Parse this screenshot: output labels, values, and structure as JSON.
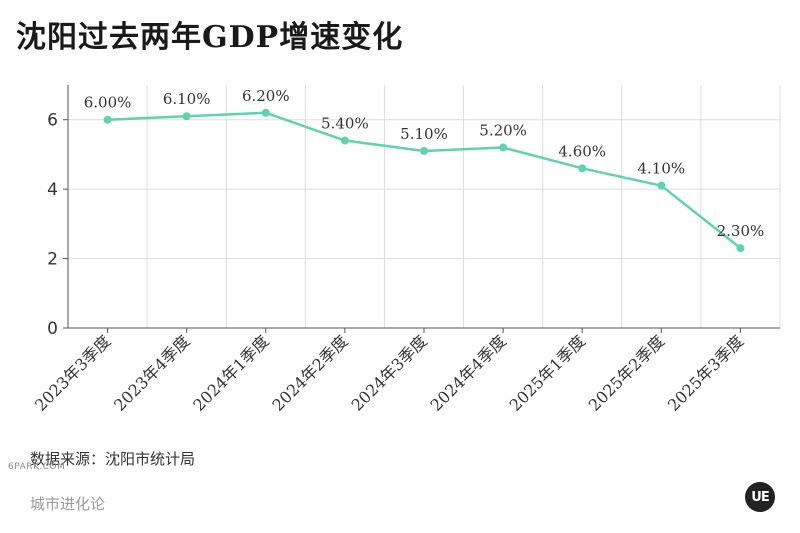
{
  "title": "沈阳过去两年GDP增速变化",
  "source": "数据来源：沈阳市统计局",
  "brand": "城市进化论",
  "logo_text": "UE",
  "watermark": "6PARK.COM",
  "chart_data": {
    "type": "line",
    "title": "沈阳过去两年GDP增速变化",
    "categories": [
      "2023年3季度",
      "2023年4季度",
      "2024年1季度",
      "2024年2季度",
      "2024年3季度",
      "2024年4季度",
      "2025年1季度",
      "2025年2季度",
      "2025年3季度"
    ],
    "values": [
      6.0,
      6.1,
      6.2,
      5.4,
      5.1,
      5.2,
      4.6,
      4.1,
      2.3
    ],
    "data_labels": [
      "6.00%",
      "6.10%",
      "6.20%",
      "5.40%",
      "5.10%",
      "5.20%",
      "4.60%",
      "4.10%",
      "2.30%"
    ],
    "yticks": [
      "0",
      "2",
      "4",
      "6"
    ],
    "ylim": [
      0,
      7
    ],
    "grid": true,
    "line_color": "#5fd3ad",
    "grid_color": "#dddddd",
    "axis_color": "#555555"
  }
}
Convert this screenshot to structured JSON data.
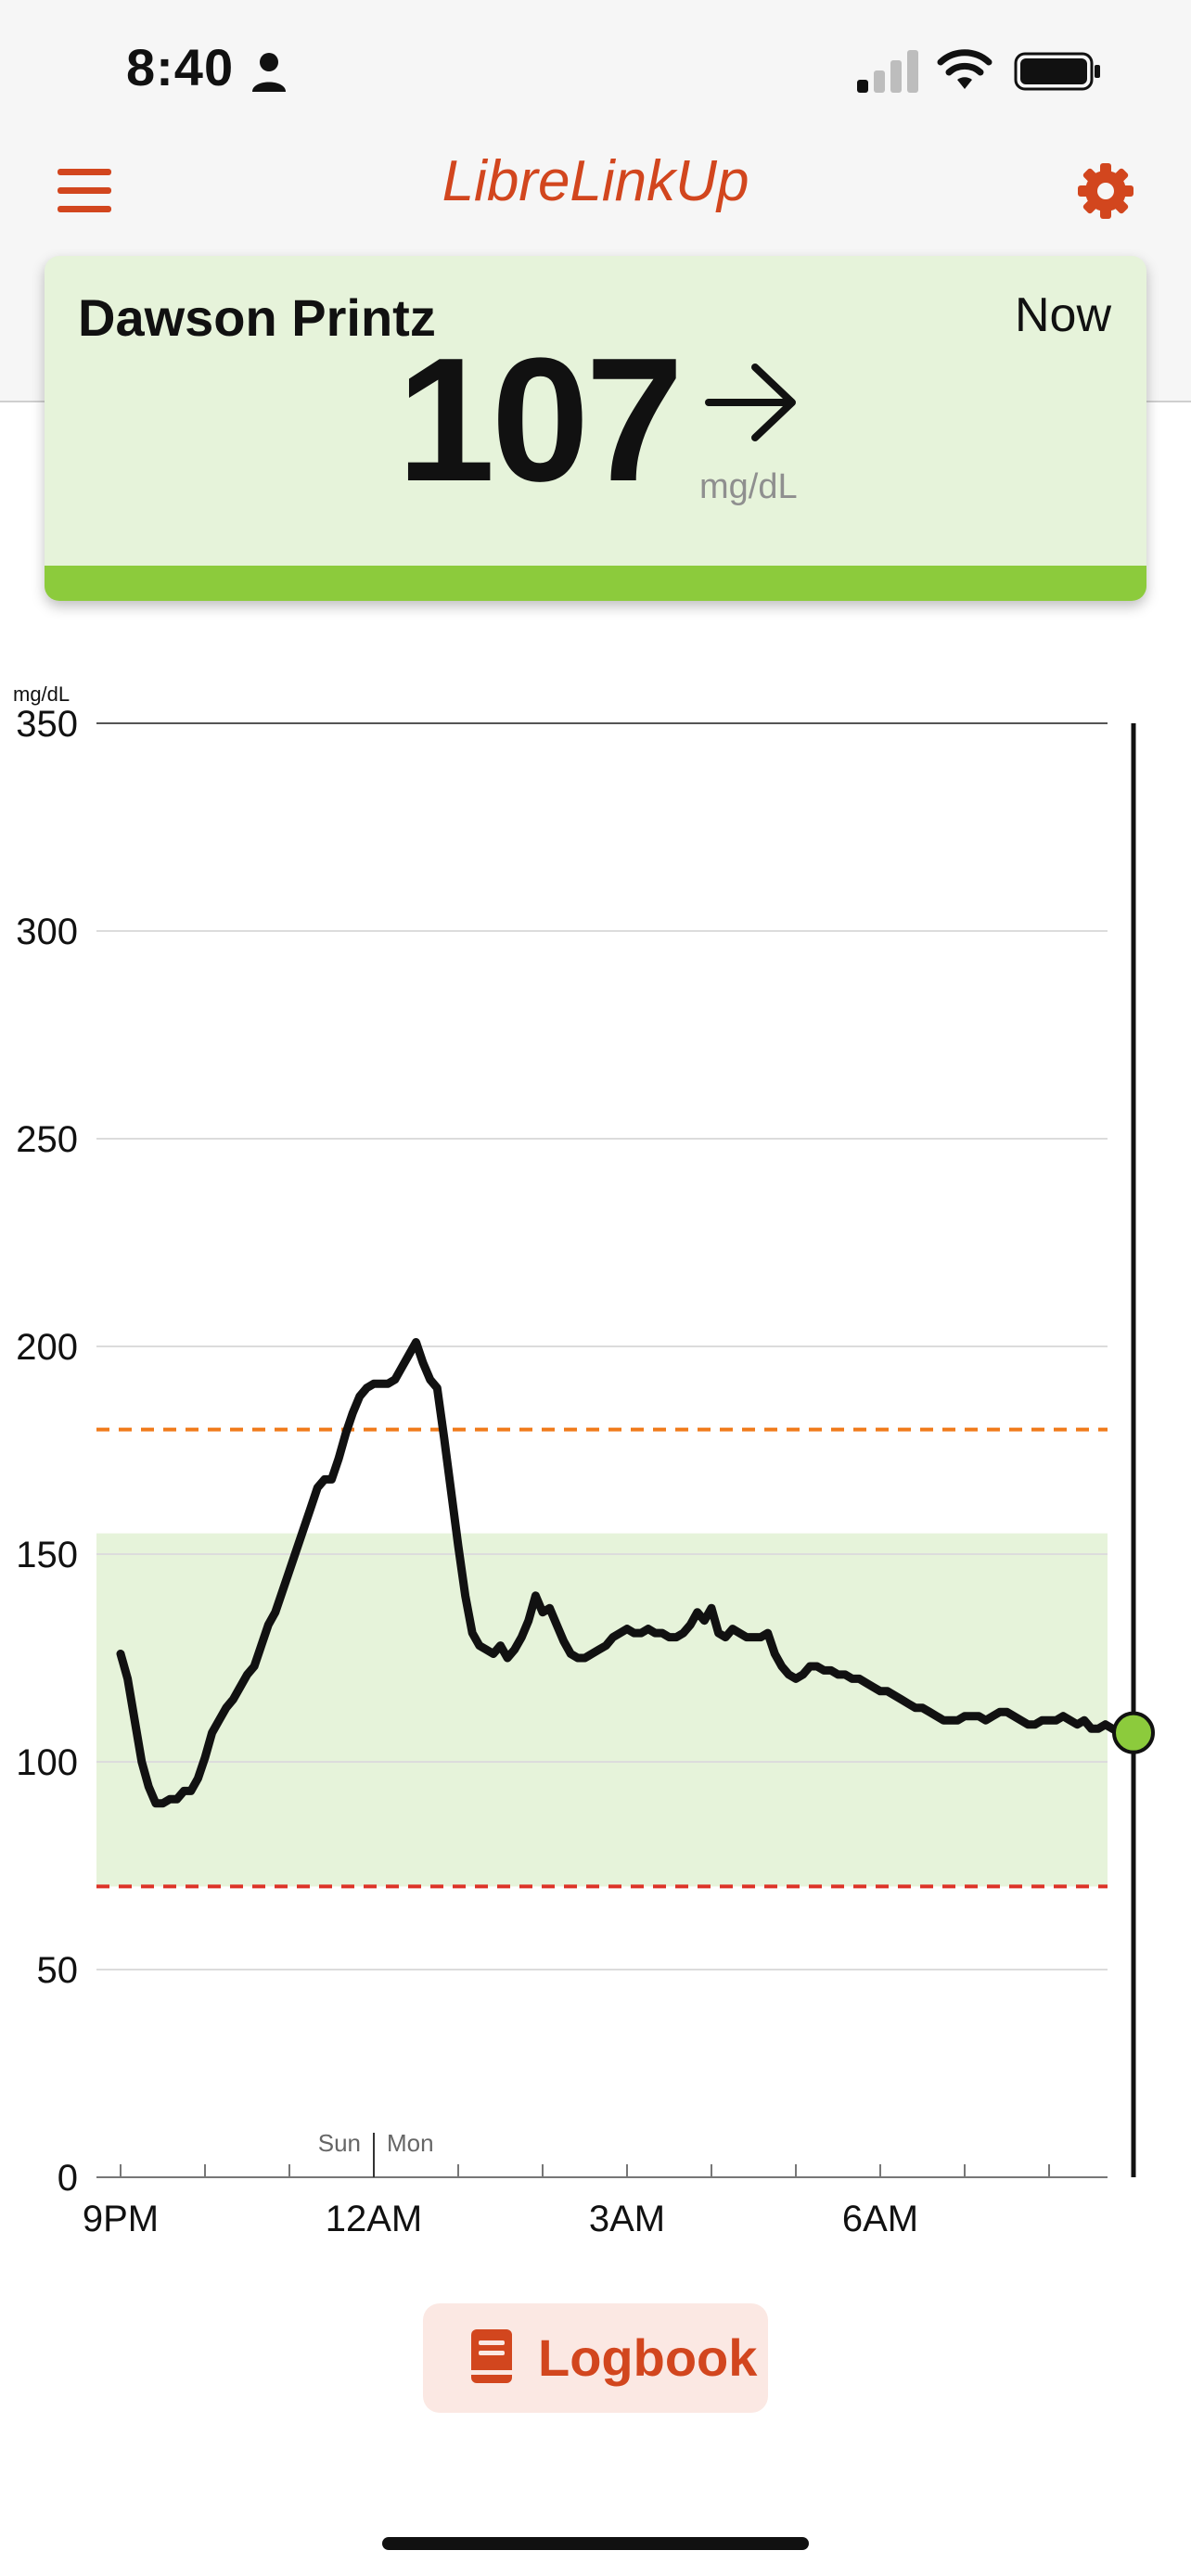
{
  "status_bar": {
    "time": "8:40"
  },
  "header": {
    "title": "LibreLinkUp"
  },
  "reading": {
    "patient_name": "Dawson Printz",
    "time_label": "Now",
    "value": "107",
    "unit": "mg/dL",
    "trend": "steady"
  },
  "colors": {
    "accent": "#d2461e",
    "in_range_fill": "#e6f3da",
    "status_green": "#8ccb3c",
    "high_line": "#f07a1a",
    "low_line": "#dd3327"
  },
  "chart_data": {
    "type": "line",
    "ylabel": "mg/dL",
    "ylim": [
      0,
      350
    ],
    "y_ticks": [
      0,
      50,
      100,
      150,
      200,
      250,
      300,
      350
    ],
    "x_tick_labels": [
      "9PM",
      "12AM",
      "3AM",
      "6AM"
    ],
    "day_divider": {
      "before": "Sun",
      "after": "Mon"
    },
    "target_range": [
      70,
      155
    ],
    "high_threshold": 180,
    "low_threshold": 70,
    "current_value": 107,
    "series": [
      {
        "x_hours": [
          0,
          0.083,
          0.167,
          0.25,
          0.333,
          0.417,
          0.5,
          0.583,
          0.667,
          0.75,
          0.833,
          0.917,
          1.0,
          1.083,
          1.167,
          1.25,
          1.333,
          1.417,
          1.5,
          1.583,
          1.667,
          1.75,
          1.833,
          1.917,
          2.0,
          2.083,
          2.167,
          2.25,
          2.333,
          2.417,
          2.5,
          2.583,
          2.667,
          2.75,
          2.833,
          2.917,
          3.0,
          3.083,
          3.167,
          3.25,
          3.333,
          3.417,
          3.5,
          3.583,
          3.667,
          3.75,
          3.833,
          3.917,
          4.0,
          4.083,
          4.167,
          4.25,
          4.333,
          4.417,
          4.5,
          4.583,
          4.667,
          4.75,
          4.833,
          4.917,
          5.0,
          5.083,
          5.167,
          5.25,
          5.333,
          5.417,
          5.5,
          5.583,
          5.667,
          5.75,
          5.833,
          5.917,
          6.0,
          6.083,
          6.167,
          6.25,
          6.333,
          6.417,
          6.5,
          6.583,
          6.667,
          6.75,
          6.833,
          6.917,
          7.0,
          7.083,
          7.167,
          7.25,
          7.333,
          7.417,
          7.5,
          7.583,
          7.667,
          7.75,
          7.833,
          7.917,
          8.0,
          8.083,
          8.167,
          8.25,
          8.333,
          8.417,
          8.5,
          8.583,
          8.667,
          8.75,
          8.833,
          8.917,
          9.0,
          9.083,
          9.167,
          9.25,
          9.333,
          9.417,
          9.5,
          9.583,
          9.667,
          9.75,
          9.833,
          9.917,
          10.0,
          10.083,
          10.167,
          10.25,
          10.333,
          10.417,
          10.5,
          10.583,
          10.667,
          10.75,
          10.833,
          10.917,
          11.0,
          11.083,
          11.167,
          11.25,
          11.333,
          11.417,
          11.5,
          11.583,
          11.667,
          11.75,
          11.833,
          11.917,
          12.0
        ],
        "values": [
          126,
          120,
          110,
          100,
          94,
          90,
          90,
          91,
          91,
          93,
          93,
          96,
          101,
          107,
          110,
          113,
          115,
          118,
          121,
          123,
          128,
          133,
          136,
          141,
          146,
          151,
          156,
          161,
          166,
          168,
          168,
          173,
          179,
          184,
          188,
          190,
          191,
          191,
          191,
          192,
          195,
          198,
          201,
          196,
          192,
          190,
          178,
          165,
          152,
          140,
          131,
          128,
          127,
          126,
          128,
          125,
          127,
          130,
          134,
          140,
          136,
          137,
          133,
          129,
          126,
          125,
          125,
          126,
          127,
          128,
          130,
          131,
          132,
          131,
          131,
          132,
          131,
          131,
          130,
          130,
          131,
          133,
          136,
          134,
          137,
          131,
          130,
          132,
          131,
          130,
          130,
          130,
          131,
          126,
          123,
          121,
          120,
          121,
          123,
          123,
          122,
          122,
          121,
          121,
          120,
          120,
          119,
          118,
          117,
          117,
          116,
          115,
          114,
          113,
          113,
          112,
          111,
          110,
          110,
          110,
          111,
          111,
          111,
          110,
          111,
          112,
          112,
          111,
          110,
          109,
          109,
          110,
          110,
          110,
          111,
          110,
          109,
          110,
          108,
          108,
          109,
          108,
          107,
          107,
          107
        ]
      }
    ]
  },
  "logbook": {
    "label": "Logbook"
  }
}
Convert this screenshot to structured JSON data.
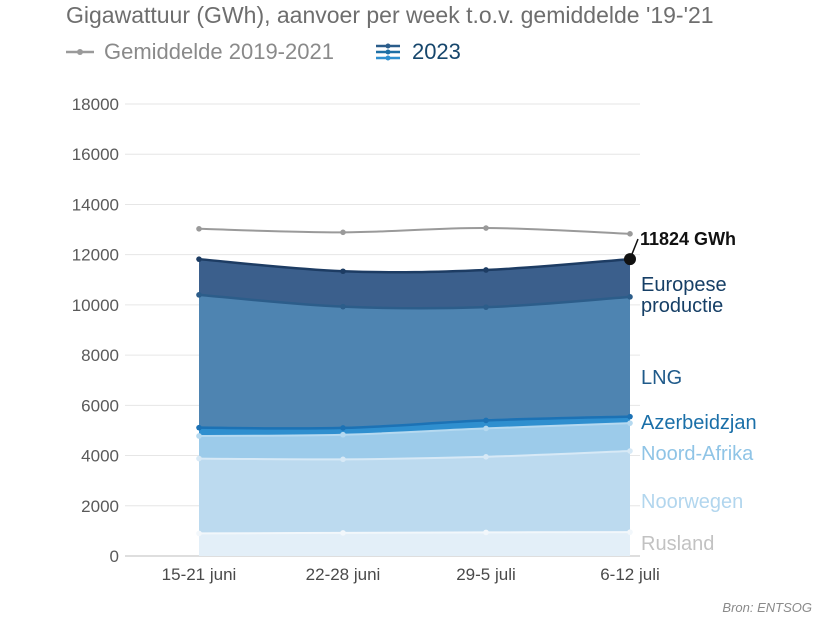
{
  "title": "Gigawattuur (GWh), aanvoer per week t.o.v. gemiddelde '19-'21",
  "legend": {
    "average_label": "Gemiddelde 2019-2021",
    "current_label": "2023",
    "average_color": "#9a9a9a",
    "current_color": "#1d6fa5"
  },
  "source": "Bron: ENTSOG",
  "chart_data": {
    "type": "area",
    "stacked": true,
    "title": "Gigawattuur (GWh), aanvoer per week t.o.v. gemiddelde '19-'21",
    "categories": [
      "15-21 juni",
      "22-28 juni",
      "29-5 juli",
      "6-12 juli"
    ],
    "ylim": [
      0,
      18000
    ],
    "yticks": [
      0,
      2000,
      4000,
      6000,
      8000,
      10000,
      12000,
      14000,
      16000,
      18000
    ],
    "grid": true,
    "series": [
      {
        "name": "Rusland",
        "values": [
          900,
          920,
          940,
          950
        ],
        "color": "#e3eff8",
        "label_color": "#c2c2c2"
      },
      {
        "name": "Noorwegen",
        "values": [
          2980,
          2930,
          3010,
          3230
        ],
        "color": "#bcdaef",
        "label_color": "#b2d6ee"
      },
      {
        "name": "Noord-Afrika",
        "values": [
          900,
          980,
          1130,
          1110
        ],
        "color": "#9ccbea",
        "label_color": "#8fc4e6"
      },
      {
        "name": "Azerbeidzjan",
        "values": [
          330,
          270,
          320,
          260
        ],
        "color": "#2f8fcf",
        "label_color": "#1a6fa8"
      },
      {
        "name": "LNG",
        "values": [
          5290,
          4830,
          4510,
          4770
        ],
        "color": "#4e84b1",
        "label_color": "#1f5a8a"
      },
      {
        "name": "Europese productie",
        "values": [
          1420,
          1410,
          1480,
          1504
        ],
        "color": "#3b5f8c",
        "label_color": "#163f66"
      }
    ],
    "average": {
      "name": "Gemiddelde 2019-2021",
      "values": [
        13030,
        12890,
        13060,
        12830
      ],
      "color": "#9a9a9a"
    },
    "total_annotation": "11824 GWh"
  }
}
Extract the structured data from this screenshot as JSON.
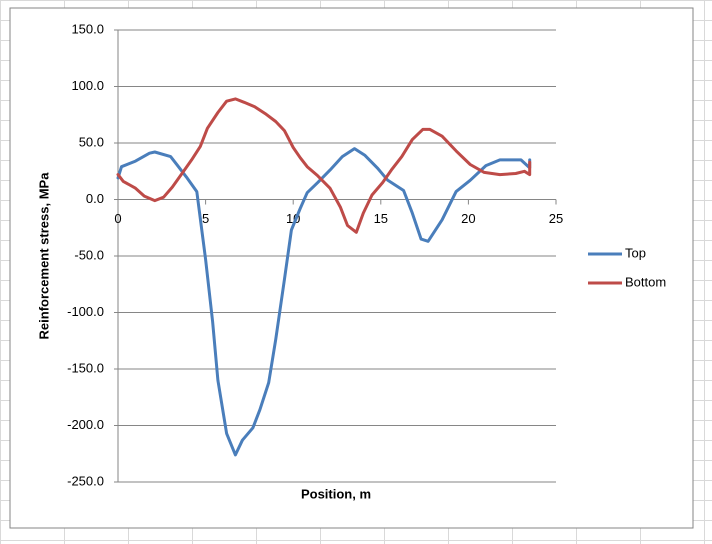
{
  "chart_data": {
    "type": "line",
    "x_label": "Position, m",
    "y_label": "Reinforcement stress, MPa",
    "xlim": [
      0,
      25
    ],
    "xticks": [
      0,
      5,
      10,
      15,
      20,
      25
    ],
    "ylim": [
      -250,
      150
    ],
    "yticks": [
      {
        "value": -250,
        "label": "-250.0"
      },
      {
        "value": -200,
        "label": "-200.0"
      },
      {
        "value": -150,
        "label": "-150.0"
      },
      {
        "value": -100,
        "label": "-100.0"
      },
      {
        "value": -50,
        "label": "-50.0"
      },
      {
        "value": 0,
        "label": "0.0"
      },
      {
        "value": 50,
        "label": "50.0"
      },
      {
        "value": 100,
        "label": "100.0"
      },
      {
        "value": 150,
        "label": "150.0"
      }
    ],
    "grid": true,
    "legend": "right",
    "series": [
      {
        "name": "Top",
        "color": "#4a7ebb",
        "x": [
          0,
          0.2,
          1.0,
          1.8,
          2.1,
          3.0,
          3.4,
          3.9,
          4.5,
          5.0,
          5.4,
          5.7,
          6.2,
          6.7,
          7.1,
          7.7,
          8.1,
          8.6,
          9.0,
          9.5,
          9.9,
          10.4,
          10.8,
          11.4,
          12.1,
          12.8,
          13.5,
          14.1,
          14.8,
          15.4,
          16.3,
          16.8,
          17.3,
          17.7,
          18.5,
          19.3,
          20.1,
          21.0,
          21.8,
          23.0,
          23.5,
          23.5
        ],
        "values": [
          19,
          29,
          34,
          41,
          42,
          38,
          30,
          20,
          7,
          -53,
          -108,
          -160,
          -207,
          -226,
          -213,
          -202,
          -186,
          -162,
          -124,
          -71,
          -27,
          -8,
          6,
          15,
          26,
          38,
          45,
          39,
          28,
          17,
          8,
          -12,
          -35,
          -37,
          -18,
          7,
          17,
          30,
          35,
          35,
          28,
          35
        ]
      },
      {
        "name": "Bottom",
        "color": "#be4b48",
        "x": [
          0,
          0.3,
          1.0,
          1.5,
          2.1,
          2.6,
          3.1,
          3.7,
          4.2,
          4.7,
          5.1,
          5.7,
          6.2,
          6.7,
          7.2,
          7.8,
          8.4,
          9.0,
          9.5,
          10.0,
          10.4,
          10.8,
          11.4,
          12.1,
          12.7,
          13.1,
          13.6,
          14.0,
          14.5,
          15.1,
          15.6,
          16.2,
          16.8,
          17.4,
          17.8,
          18.5,
          19.3,
          20.1,
          20.9,
          21.8,
          22.7,
          23.2,
          23.5,
          23.5
        ],
        "values": [
          22,
          16,
          10,
          3,
          -1,
          2,
          11,
          24,
          35,
          47,
          63,
          77,
          87,
          89,
          86,
          82,
          76,
          69,
          61,
          46,
          37,
          29,
          21,
          10,
          -7,
          -23,
          -29,
          -12,
          4,
          15,
          26,
          38,
          53,
          62,
          62,
          56,
          43,
          31,
          24,
          22,
          23,
          25,
          22,
          33
        ]
      }
    ]
  }
}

-- Aim of the task --
Search the entries for the word "week", then list each line that holds it.

-- Result of the exercise --
  "title": "Gigawattuur (GWh), aanvoer per week t.o.v. gemiddelde '19-'21",
    "title": "Gigawattuur (GWh), aanvoer per week t.o.v. gemiddelde '19-'21",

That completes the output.